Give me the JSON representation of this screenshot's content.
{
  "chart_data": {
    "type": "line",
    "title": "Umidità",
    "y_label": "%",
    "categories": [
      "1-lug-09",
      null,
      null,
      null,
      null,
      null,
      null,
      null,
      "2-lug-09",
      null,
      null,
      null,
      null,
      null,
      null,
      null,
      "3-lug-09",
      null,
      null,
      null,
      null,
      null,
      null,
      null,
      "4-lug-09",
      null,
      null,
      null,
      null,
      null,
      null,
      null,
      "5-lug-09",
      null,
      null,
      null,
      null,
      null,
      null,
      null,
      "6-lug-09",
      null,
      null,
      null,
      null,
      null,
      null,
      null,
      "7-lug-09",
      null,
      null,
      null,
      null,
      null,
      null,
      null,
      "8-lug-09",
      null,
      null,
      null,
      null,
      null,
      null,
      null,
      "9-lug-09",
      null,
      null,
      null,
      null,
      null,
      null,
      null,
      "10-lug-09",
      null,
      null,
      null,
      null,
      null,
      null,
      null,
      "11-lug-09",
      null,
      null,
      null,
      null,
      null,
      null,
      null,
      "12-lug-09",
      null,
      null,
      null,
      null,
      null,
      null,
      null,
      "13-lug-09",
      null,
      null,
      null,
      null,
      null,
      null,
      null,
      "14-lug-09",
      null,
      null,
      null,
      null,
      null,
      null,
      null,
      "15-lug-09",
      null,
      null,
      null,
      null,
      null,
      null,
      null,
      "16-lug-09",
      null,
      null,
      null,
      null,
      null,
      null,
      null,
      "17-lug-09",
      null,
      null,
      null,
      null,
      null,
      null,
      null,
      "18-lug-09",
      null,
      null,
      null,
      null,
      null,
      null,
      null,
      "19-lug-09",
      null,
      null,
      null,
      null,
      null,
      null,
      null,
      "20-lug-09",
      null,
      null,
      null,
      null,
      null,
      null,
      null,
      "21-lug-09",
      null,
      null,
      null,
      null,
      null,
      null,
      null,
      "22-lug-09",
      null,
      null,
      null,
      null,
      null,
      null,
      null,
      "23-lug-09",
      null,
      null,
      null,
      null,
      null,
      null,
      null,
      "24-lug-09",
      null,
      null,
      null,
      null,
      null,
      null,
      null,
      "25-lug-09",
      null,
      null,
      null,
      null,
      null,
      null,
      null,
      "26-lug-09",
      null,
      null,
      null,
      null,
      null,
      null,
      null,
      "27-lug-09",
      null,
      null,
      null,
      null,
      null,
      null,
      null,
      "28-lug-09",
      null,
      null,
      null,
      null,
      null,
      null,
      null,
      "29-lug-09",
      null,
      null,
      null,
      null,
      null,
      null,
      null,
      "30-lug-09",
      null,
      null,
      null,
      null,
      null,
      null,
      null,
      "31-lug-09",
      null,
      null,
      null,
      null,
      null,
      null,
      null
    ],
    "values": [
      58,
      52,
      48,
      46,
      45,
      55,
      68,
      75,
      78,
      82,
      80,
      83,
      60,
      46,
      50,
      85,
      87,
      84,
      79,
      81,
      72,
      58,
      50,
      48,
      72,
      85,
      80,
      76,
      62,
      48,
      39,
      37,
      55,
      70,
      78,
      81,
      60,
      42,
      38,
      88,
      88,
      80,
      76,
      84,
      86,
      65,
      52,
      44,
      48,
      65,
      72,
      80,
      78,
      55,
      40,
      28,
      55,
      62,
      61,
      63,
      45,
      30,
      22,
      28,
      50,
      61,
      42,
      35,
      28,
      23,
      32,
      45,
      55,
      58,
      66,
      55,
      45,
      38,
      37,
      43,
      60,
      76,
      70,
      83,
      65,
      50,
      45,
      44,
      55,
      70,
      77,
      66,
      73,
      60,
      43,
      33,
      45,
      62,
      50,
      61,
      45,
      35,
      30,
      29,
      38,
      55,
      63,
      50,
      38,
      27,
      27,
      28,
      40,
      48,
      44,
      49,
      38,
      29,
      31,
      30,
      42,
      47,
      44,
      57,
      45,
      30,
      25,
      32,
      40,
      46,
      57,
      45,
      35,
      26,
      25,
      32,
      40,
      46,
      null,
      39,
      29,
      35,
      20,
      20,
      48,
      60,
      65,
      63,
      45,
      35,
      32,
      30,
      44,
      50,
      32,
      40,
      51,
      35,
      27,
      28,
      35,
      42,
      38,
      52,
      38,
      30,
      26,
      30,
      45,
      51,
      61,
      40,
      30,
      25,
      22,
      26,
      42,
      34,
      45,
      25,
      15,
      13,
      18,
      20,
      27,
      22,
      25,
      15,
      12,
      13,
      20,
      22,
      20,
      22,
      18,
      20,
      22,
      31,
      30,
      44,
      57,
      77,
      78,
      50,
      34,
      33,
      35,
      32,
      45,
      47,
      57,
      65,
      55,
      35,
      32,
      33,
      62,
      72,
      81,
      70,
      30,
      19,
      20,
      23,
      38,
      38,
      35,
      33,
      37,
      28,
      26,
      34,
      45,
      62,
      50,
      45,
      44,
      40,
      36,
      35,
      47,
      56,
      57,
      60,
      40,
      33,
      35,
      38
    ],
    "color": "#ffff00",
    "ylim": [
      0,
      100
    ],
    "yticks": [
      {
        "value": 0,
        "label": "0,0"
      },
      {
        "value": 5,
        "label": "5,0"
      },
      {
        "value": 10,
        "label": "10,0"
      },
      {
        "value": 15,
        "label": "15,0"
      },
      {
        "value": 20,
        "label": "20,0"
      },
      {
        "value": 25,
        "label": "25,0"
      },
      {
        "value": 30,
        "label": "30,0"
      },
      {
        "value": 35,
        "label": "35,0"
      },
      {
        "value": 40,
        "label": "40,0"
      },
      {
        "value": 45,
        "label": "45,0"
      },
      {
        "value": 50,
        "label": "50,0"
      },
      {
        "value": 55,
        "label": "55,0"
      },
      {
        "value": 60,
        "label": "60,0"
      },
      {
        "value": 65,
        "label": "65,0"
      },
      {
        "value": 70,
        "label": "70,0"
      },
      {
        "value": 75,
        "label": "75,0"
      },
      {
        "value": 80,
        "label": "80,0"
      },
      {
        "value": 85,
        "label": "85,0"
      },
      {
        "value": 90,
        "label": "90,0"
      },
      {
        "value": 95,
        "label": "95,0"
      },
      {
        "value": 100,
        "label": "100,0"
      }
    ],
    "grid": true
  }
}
== == ==
### Description of the task
Reproduce each line of the material above precisely.

### Task result
Give me the JSON representation of this screenshot's content.
{
  "chart_data": {
    "type": "line",
    "title": "Umidità",
    "y_label": "%",
    "categories": [
      "1-lug-09",
      null,
      null,
      null,
      null,
      null,
      null,
      null,
      "2-lug-09",
      null,
      null,
      null,
      null,
      null,
      null,
      null,
      "3-lug-09",
      null,
      null,
      null,
      null,
      null,
      null,
      null,
      "4-lug-09",
      null,
      null,
      null,
      null,
      null,
      null,
      null,
      "5-lug-09",
      null,
      null,
      null,
      null,
      null,
      null,
      null,
      "6-lug-09",
      null,
      null,
      null,
      null,
      null,
      null,
      null,
      "7-lug-09",
      null,
      null,
      null,
      null,
      null,
      null,
      null,
      "8-lug-09",
      null,
      null,
      null,
      null,
      null,
      null,
      null,
      "9-lug-09",
      null,
      null,
      null,
      null,
      null,
      null,
      null,
      "10-lug-09",
      null,
      null,
      null,
      null,
      null,
      null,
      null,
      "11-lug-09",
      null,
      null,
      null,
      null,
      null,
      null,
      null,
      "12-lug-09",
      null,
      null,
      null,
      null,
      null,
      null,
      null,
      "13-lug-09",
      null,
      null,
      null,
      null,
      null,
      null,
      null,
      "14-lug-09",
      null,
      null,
      null,
      null,
      null,
      null,
      null,
      "15-lug-09",
      null,
      null,
      null,
      null,
      null,
      null,
      null,
      "16-lug-09",
      null,
      null,
      null,
      null,
      null,
      null,
      null,
      "17-lug-09",
      null,
      null,
      null,
      null,
      null,
      null,
      null,
      "18-lug-09",
      null,
      null,
      null,
      null,
      null,
      null,
      null,
      "19-lug-09",
      null,
      null,
      null,
      null,
      null,
      null,
      null,
      "20-lug-09",
      null,
      null,
      null,
      null,
      null,
      null,
      null,
      "21-lug-09",
      null,
      null,
      null,
      null,
      null,
      null,
      null,
      "22-lug-09",
      null,
      null,
      null,
      null,
      null,
      null,
      null,
      "23-lug-09",
      null,
      null,
      null,
      null,
      null,
      null,
      null,
      "24-lug-09",
      null,
      null,
      null,
      null,
      null,
      null,
      null,
      "25-lug-09",
      null,
      null,
      null,
      null,
      null,
      null,
      null,
      "26-lug-09",
      null,
      null,
      null,
      null,
      null,
      null,
      null,
      "27-lug-09",
      null,
      null,
      null,
      null,
      null,
      null,
      null,
      "28-lug-09",
      null,
      null,
      null,
      null,
      null,
      null,
      null,
      "29-lug-09",
      null,
      null,
      null,
      null,
      null,
      null,
      null,
      "30-lug-09",
      null,
      null,
      null,
      null,
      null,
      null,
      null,
      "31-lug-09",
      null,
      null,
      null,
      null,
      null,
      null,
      null
    ],
    "values": [
      58,
      52,
      48,
      46,
      45,
      55,
      68,
      75,
      78,
      82,
      80,
      83,
      60,
      46,
      50,
      85,
      87,
      84,
      79,
      81,
      72,
      58,
      50,
      48,
      72,
      85,
      80,
      76,
      62,
      48,
      39,
      37,
      55,
      70,
      78,
      81,
      60,
      42,
      38,
      88,
      88,
      80,
      76,
      84,
      86,
      65,
      52,
      44,
      48,
      65,
      72,
      80,
      78,
      55,
      40,
      28,
      55,
      62,
      61,
      63,
      45,
      30,
      22,
      28,
      50,
      61,
      42,
      35,
      28,
      23,
      32,
      45,
      55,
      58,
      66,
      55,
      45,
      38,
      37,
      43,
      60,
      76,
      70,
      83,
      65,
      50,
      45,
      44,
      55,
      70,
      77,
      66,
      73,
      60,
      43,
      33,
      45,
      62,
      50,
      61,
      45,
      35,
      30,
      29,
      38,
      55,
      63,
      50,
      38,
      27,
      27,
      28,
      40,
      48,
      44,
      49,
      38,
      29,
      31,
      30,
      42,
      47,
      44,
      57,
      45,
      30,
      25,
      32,
      40,
      46,
      57,
      45,
      35,
      26,
      25,
      32,
      40,
      46,
      null,
      39,
      29,
      35,
      20,
      20,
      48,
      60,
      65,
      63,
      45,
      35,
      32,
      30,
      44,
      50,
      32,
      40,
      51,
      35,
      27,
      28,
      35,
      42,
      38,
      52,
      38,
      30,
      26,
      30,
      45,
      51,
      61,
      40,
      30,
      25,
      22,
      26,
      42,
      34,
      45,
      25,
      15,
      13,
      18,
      20,
      27,
      22,
      25,
      15,
      12,
      13,
      20,
      22,
      20,
      22,
      18,
      20,
      22,
      31,
      30,
      44,
      57,
      77,
      78,
      50,
      34,
      33,
      35,
      32,
      45,
      47,
      57,
      65,
      55,
      35,
      32,
      33,
      62,
      72,
      81,
      70,
      30,
      19,
      20,
      23,
      38,
      38,
      35,
      33,
      37,
      28,
      26,
      34,
      45,
      62,
      50,
      45,
      44,
      40,
      36,
      35,
      47,
      56,
      57,
      60,
      40,
      33,
      35,
      38
    ],
    "color": "#ffff00",
    "ylim": [
      0,
      100
    ],
    "yticks": [
      {
        "value": 0,
        "label": "0,0"
      },
      {
        "value": 5,
        "label": "5,0"
      },
      {
        "value": 10,
        "label": "10,0"
      },
      {
        "value": 15,
        "label": "15,0"
      },
      {
        "value": 20,
        "label": "20,0"
      },
      {
        "value": 25,
        "label": "25,0"
      },
      {
        "value": 30,
        "label": "30,0"
      },
      {
        "value": 35,
        "label": "35,0"
      },
      {
        "value": 40,
        "label": "40,0"
      },
      {
        "value": 45,
        "label": "45,0"
      },
      {
        "value": 50,
        "label": "50,0"
      },
      {
        "value": 55,
        "label": "55,0"
      },
      {
        "value": 60,
        "label": "60,0"
      },
      {
        "value": 65,
        "label": "65,0"
      },
      {
        "value": 70,
        "label": "70,0"
      },
      {
        "value": 75,
        "label": "75,0"
      },
      {
        "value": 80,
        "label": "80,0"
      },
      {
        "value": 85,
        "label": "85,0"
      },
      {
        "value": 90,
        "label": "90,0"
      },
      {
        "value": 95,
        "label": "95,0"
      },
      {
        "value": 100,
        "label": "100,0"
      }
    ],
    "grid": true
  }
}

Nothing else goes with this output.